>> start Records

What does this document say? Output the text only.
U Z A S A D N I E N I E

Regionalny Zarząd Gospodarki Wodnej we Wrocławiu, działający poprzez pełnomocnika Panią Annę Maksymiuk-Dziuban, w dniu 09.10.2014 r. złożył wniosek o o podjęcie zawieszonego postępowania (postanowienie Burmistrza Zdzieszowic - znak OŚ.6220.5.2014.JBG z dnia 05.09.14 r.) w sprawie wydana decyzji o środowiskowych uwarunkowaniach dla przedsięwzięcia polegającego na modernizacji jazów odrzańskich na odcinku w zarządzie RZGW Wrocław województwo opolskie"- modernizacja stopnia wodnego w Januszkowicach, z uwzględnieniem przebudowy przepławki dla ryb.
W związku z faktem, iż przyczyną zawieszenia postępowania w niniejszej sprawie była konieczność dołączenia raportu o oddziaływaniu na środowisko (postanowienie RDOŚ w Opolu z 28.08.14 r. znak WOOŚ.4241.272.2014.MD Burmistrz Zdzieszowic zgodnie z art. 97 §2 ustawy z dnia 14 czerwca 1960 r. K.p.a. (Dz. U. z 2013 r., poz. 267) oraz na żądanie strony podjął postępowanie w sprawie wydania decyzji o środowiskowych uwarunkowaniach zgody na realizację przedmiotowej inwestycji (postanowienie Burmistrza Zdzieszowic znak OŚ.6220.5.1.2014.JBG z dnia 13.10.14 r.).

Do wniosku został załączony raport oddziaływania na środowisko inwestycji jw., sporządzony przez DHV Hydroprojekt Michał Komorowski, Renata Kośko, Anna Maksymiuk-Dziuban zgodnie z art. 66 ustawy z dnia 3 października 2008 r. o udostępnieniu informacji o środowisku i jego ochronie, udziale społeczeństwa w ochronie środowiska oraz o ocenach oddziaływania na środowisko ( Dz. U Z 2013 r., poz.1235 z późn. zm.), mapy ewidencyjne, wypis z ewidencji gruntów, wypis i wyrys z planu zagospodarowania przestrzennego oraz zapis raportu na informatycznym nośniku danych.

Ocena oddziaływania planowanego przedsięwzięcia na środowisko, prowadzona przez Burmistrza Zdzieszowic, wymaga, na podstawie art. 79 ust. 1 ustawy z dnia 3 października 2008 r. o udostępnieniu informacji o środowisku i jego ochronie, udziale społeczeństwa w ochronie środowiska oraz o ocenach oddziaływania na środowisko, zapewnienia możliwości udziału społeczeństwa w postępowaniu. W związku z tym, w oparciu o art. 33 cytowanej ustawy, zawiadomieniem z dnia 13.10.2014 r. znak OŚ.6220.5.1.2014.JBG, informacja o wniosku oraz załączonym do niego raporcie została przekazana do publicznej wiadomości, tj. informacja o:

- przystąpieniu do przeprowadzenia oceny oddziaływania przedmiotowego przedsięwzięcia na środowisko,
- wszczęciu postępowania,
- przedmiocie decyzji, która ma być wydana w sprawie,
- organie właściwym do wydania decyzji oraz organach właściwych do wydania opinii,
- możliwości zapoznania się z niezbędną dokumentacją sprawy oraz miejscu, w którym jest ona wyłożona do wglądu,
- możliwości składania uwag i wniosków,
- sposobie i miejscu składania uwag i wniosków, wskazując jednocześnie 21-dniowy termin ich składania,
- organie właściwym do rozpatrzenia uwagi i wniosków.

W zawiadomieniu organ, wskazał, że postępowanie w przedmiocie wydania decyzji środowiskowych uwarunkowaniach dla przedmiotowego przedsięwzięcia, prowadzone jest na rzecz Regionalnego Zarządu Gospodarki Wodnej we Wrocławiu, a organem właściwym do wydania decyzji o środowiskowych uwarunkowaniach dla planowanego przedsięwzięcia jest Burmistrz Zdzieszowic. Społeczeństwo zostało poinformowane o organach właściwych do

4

>> end Records

[Written exercise]:
Extract each line holding the word "składania" from the records.

[Answer to the task]:
- możliwości składania uwag i wniosków,
- sposobie i miejscu składania uwag i wniosków, wskazując jednocześnie 21-dniowy termin ich składania,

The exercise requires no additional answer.